(Document excerpt Opens)


16 Comments

  1. Elise

    Just beautiful. Thank you for sharing this with us.

  2. Cora

    I had a hard time reading the end of this because I was teary. This was beautiful. Thank you for sharing.

  3. Betty

    My sincerest condolences on your loss! It’s amazing how comforting the perspective of a child is during grief. I lost my 9 year-old daughter in September. Among the many reactions from the other kids in her life, one of my favorites is from my 3 year-old nephew, my sister’s son. We have weekly family dinners and for many weeks, he would ask where she was. And every week, we would patiently explain that she was in Heaven for now and couldn’t come back. He finally got fed up recently and pronounced that he would just have to get in his Dad’s “big truck” and go get her. We think all the bad weather may have something to do with his view :)

    I agree with your son: we get to come back and try again :)

    • Ann Quasarano

      Betty, I am so, so sorry for your loss. I am virtually wrapping my arms around you and giving you a big hug.

    • Kate Street

      Oh Betty, I am so, so sorry to hear you lost your daughter. I can’t imagine there is anything more painful in life than losing a child. Thank you for sharing this story of your 3 year old nephew. Much love to you, Dear Sister.

    • Betty, I’m so sorry for your loss. Losing a child is the hardest cross to bear. God Bless.

    • Betty, I am so sorry for you loss. Sending you love and strength.

    • Betty, so glad you can smile and see the beauty and comfort in the words of an adorable 3-year-old. Wishing for gentle days and abundant happiness for you and your family.

  4. Kate Street

    Oh, I just love the wisdom of your boy! They are so in-tune! What a lovely tribute to your father-in-law ~ so sorry you lost him too early. Much peach and comfort to you and your family as you remember and love him.

  5. Michelle

    What a sad and beautiful post Ann. It was so moving that towards the end, I cried. Love to you and your family.

  6. Dena

    What a heart-wrenchingly beautiful post Ann! So sorry for your loss, but thank you so much for sharing!

  7. Jen Seiderer

    Ann, I think you said exactly the right thing that worked for you and your son. I’m sorry for your loss.

  8. Ann, I’m so sorry for you loss. I think you did the right thing including your son in the process. We lost both of our fathers to illness (my Dad to Alzheimers, and my husband’s Dad to Diabetes). It was so important to me that my kids get to know what they could of my Dad. By the time my daughter was old enough to remember, my Dad had already lost the ability to speak. It was amazing how they developed their own way of communicating. Even at two, they had a bond that was just totally unexplainable but there they were, indeed bonding. He passed away 6 years ago but my kids made the best of the time they had with him and now even at 10, my little one will talk about fond remembrances of her grandfather even near the end. How would it have been if we kept them away for fear of exposing them to the unfortunate truth that people we love die? She would have never know him at all. My father-in-law passed a few years ago and although it was sad, my daughter even attended the wake. My then 16 year old son was a pall bearer. I remember when a grandmother figure of mine died. I never knew she was sick, and I wasn’t even allowed to the wake. It haunts me to this day that I never got to say goodbye. I’m glad you kept him informed. It’s so much easier on them.

  9. So beautifully written, it really touched my heart.

  10. Ann, I’m sorry for your loss. What a beautiful post to honor your FIL, elegantly written. I take comfort in your son’s words. Thank you for sharing.

  11. Very beautifully written, and a tear-jerker. I liked this: “At ten, he’s on the cusp of being able to understand that death is final (as in: we won’t be seeing Grandpa again), yet still has the very child-like ability to live perfectly in the moment where neither the past nor the future matter.” Exactly! That child-like ability is such a beautiful thing … talk about being a little Buddha! What a gift.

(Document excerpt Closes)
(Supplied entries Opens)

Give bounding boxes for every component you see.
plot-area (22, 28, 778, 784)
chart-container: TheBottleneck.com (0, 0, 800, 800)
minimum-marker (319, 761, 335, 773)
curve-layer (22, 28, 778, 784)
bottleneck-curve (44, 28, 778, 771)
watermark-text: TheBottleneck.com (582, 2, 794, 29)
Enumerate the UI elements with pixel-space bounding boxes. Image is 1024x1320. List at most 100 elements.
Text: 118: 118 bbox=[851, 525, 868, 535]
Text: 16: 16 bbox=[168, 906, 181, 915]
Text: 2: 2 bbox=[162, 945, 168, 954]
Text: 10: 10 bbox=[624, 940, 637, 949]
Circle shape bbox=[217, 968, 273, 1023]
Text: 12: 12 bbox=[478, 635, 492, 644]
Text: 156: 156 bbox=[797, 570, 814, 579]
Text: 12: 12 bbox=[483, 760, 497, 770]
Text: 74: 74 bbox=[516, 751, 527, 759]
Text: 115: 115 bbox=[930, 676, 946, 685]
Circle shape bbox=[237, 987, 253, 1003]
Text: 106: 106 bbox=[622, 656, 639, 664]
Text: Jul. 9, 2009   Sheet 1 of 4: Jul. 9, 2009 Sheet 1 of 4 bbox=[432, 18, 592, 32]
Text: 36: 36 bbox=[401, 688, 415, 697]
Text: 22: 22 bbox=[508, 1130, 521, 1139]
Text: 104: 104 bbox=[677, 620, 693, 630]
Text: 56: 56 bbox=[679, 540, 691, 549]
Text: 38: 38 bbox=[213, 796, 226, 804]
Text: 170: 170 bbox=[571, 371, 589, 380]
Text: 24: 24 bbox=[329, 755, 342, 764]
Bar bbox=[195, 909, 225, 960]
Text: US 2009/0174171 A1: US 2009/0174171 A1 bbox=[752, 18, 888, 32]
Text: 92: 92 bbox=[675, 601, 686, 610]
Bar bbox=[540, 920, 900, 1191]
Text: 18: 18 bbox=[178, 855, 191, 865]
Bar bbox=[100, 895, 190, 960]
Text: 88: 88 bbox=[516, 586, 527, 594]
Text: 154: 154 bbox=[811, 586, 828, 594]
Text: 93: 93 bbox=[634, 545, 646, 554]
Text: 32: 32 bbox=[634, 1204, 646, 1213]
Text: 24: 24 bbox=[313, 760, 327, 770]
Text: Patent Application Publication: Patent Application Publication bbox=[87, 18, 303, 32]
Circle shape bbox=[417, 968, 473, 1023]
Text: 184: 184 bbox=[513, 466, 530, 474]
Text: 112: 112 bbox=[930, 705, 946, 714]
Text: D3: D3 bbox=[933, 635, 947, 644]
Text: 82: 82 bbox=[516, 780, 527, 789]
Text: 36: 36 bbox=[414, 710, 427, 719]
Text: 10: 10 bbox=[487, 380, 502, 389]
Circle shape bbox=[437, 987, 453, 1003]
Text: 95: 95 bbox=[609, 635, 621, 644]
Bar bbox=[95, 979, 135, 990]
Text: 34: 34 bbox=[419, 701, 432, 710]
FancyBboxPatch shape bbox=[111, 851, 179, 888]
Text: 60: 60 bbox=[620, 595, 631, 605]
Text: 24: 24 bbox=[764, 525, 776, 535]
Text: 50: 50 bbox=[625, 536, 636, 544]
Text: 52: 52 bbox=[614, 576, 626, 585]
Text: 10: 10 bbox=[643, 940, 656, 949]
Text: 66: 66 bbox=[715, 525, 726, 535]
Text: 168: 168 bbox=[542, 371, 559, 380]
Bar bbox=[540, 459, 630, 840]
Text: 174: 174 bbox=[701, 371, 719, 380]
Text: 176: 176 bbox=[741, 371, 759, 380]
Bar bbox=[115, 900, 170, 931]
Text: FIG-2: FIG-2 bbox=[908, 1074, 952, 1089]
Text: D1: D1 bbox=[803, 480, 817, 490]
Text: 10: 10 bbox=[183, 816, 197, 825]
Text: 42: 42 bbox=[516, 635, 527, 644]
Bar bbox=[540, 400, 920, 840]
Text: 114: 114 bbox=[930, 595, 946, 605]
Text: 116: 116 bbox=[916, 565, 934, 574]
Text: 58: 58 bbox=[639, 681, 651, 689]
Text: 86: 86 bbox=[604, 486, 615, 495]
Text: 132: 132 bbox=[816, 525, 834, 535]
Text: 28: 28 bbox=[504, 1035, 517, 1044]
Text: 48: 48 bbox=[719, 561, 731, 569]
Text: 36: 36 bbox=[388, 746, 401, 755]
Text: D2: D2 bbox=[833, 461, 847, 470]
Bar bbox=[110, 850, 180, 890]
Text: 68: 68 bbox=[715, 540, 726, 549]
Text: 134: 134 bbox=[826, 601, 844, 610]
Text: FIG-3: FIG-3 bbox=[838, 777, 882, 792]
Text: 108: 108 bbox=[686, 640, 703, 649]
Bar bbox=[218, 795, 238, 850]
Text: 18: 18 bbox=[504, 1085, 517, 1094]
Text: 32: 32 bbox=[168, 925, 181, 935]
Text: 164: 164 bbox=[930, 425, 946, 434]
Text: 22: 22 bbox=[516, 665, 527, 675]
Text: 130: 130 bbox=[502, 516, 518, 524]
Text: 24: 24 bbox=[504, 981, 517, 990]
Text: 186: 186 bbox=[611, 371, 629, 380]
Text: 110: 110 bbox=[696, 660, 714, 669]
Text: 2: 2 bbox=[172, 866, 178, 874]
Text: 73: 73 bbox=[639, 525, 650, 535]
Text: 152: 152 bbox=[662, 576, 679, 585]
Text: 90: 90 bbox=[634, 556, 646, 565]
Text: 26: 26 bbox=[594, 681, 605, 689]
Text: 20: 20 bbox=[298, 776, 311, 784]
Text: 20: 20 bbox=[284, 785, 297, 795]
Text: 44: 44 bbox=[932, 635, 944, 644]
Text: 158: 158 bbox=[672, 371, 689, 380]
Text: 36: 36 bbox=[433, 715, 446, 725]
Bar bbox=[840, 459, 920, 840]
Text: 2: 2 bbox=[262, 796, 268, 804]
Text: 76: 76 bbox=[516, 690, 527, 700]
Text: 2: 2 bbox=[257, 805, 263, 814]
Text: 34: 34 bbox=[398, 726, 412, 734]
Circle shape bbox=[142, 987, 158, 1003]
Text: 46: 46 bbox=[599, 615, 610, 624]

(Supplied entries Closes)

§ Study questions
[1] From the comment thread, retype the passage starting with "My sincerest condolences" and going on through "his view :)".
[2] In the comment thread, what did Betty's three-year-old nephew say he would get into so he could go and bring back her daughter?

§ Answers to the exercise
[1]
My sincerest condolences on your loss! It’s amazing how comforting the perspective of a child is during grief. I lost my 9 year-old daughter in September. Among the many reactions from the other kids in her life, one of my favorites is from my 3 year-old nephew, my sister’s son. We have weekly family dinners and for many weeks, he would ask where she was. And every week, we would patiently explain that she was in Heaven for now and couldn’t come back. He finally got fed up recently and pronounced that he would just have to get in his Dad’s “big truck” and go get her. We think all the bad weather may have something to do with his view :)

[2] His Dad's "big truck."